=== Exercise instructions ===
All entries should be output exactly as they stand.

=== Supplied data ===

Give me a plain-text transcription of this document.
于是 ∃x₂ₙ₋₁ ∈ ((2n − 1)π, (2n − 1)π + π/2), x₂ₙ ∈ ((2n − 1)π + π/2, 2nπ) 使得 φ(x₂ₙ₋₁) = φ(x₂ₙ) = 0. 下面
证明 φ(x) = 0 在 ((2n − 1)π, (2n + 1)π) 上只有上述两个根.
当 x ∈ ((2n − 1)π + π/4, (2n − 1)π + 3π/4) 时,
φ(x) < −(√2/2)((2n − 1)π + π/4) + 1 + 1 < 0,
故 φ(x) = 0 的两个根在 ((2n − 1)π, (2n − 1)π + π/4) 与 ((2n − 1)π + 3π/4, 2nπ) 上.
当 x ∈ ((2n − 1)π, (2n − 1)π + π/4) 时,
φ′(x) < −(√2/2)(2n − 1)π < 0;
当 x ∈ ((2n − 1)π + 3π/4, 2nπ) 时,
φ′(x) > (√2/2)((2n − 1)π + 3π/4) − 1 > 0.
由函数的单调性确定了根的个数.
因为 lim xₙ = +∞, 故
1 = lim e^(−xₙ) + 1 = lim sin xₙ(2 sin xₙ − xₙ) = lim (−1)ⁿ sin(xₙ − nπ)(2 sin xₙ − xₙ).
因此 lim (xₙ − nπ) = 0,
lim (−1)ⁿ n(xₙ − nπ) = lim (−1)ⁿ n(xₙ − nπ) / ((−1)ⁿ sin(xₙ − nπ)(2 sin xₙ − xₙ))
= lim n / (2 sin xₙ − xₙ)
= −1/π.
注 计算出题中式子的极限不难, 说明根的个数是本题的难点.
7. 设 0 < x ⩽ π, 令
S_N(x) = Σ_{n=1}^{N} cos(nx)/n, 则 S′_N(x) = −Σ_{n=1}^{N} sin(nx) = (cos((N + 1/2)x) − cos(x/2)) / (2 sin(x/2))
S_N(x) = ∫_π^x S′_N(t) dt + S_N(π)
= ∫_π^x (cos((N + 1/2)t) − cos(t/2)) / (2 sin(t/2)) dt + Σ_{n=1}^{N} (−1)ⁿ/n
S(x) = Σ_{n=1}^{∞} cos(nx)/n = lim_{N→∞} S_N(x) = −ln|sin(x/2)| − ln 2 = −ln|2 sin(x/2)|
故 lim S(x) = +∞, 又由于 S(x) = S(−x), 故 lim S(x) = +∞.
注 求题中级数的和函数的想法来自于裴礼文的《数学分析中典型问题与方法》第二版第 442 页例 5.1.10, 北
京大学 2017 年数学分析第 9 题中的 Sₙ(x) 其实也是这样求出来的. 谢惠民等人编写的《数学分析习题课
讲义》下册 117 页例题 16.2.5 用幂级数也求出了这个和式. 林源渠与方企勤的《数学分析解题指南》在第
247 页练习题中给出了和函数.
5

=== Written answer ===
Give me a plain-text transcription of this document.
于是 ∃x₂ₙ₋₁ ∈ ((2n − 1)π, (2n − 1)π + π/2), x₂ₙ ∈ ((2n − 1)π + π/2, 2nπ) 使得 φ(x₂ₙ₋₁) = φ(x₂ₙ) = 0. 下面
证明 φ(x) = 0 在 ((2n − 1)π, (2n + 1)π) 上只有上述两个根.
当 x ∈ ((2n − 1)π + π/4, (2n − 1)π + 3π/4) 时,
φ(x) < −(√2/2)((2n − 1)π + π/4) + 1 + 1 < 0,
故 φ(x) = 0 的两个根在 ((2n − 1)π, (2n − 1)π + π/4) 与 ((2n − 1)π + 3π/4, 2nπ) 上.
当 x ∈ ((2n − 1)π, (2n − 1)π + π/4) 时,
φ′(x) < −(√2/2)(2n − 1)π < 0;
当 x ∈ ((2n − 1)π + 3π/4, 2nπ) 时,
φ′(x) > (√2/2)((2n − 1)π + 3π/4) − 1 > 0.
由函数的单调性确定了根的个数.
因为 lim xₙ = +∞, 故
1 = lim e^(−xₙ) + 1 = lim sin xₙ(2 sin xₙ − xₙ) = lim (−1)ⁿ sin(xₙ − nπ)(2 sin xₙ − xₙ).
因此 lim (xₙ − nπ) = 0,
lim (−1)ⁿ n(xₙ − nπ) = lim (−1)ⁿ n(xₙ − nπ) / ((−1)ⁿ sin(xₙ − nπ)(2 sin xₙ − xₙ))
= lim n / (2 sin xₙ − xₙ)
= −1/π.
注 计算出题中式子的极限不难, 说明根的个数是本题的难点.
7. 设 0 < x ⩽ π, 令
S_N(x) = Σ_{n=1}^{N} cos(nx)/n, 则 S′_N(x) = −Σ_{n=1}^{N} sin(nx) = (cos((N + 1/2)x) − cos(x/2)) / (2 sin(x/2))
S_N(x) = ∫_π^x S′_N(t) dt + S_N(π)
= ∫_π^x (cos((N + 1/2)t) − cos(t/2)) / (2 sin(t/2)) dt + Σ_{n=1}^{N} (−1)ⁿ/n
S(x) = Σ_{n=1}^{∞} cos(nx)/n = lim_{N→∞} S_N(x) = −ln|sin(x/2)| − ln 2 = −ln|2 sin(x/2)|
故 lim S(x) = +∞, 又由于 S(x) = S(−x), 故 lim S(x) = +∞.
注 求题中级数的和函数的想法来自于裴礼文的《数学分析中典型问题与方法》第二版第 442 页例 5.1.10, 北
京大学 2017 年数学分析第 9 题中的 Sₙ(x) 其实也是这样求出来的. 谢惠民等人编写的《数学分析习题课
讲义》下册 117 页例题 16.2.5 用幂级数也求出了这个和式. 林源渠与方企勤的《数学分析解题指南》在第
247 页练习题中给出了和函数.
5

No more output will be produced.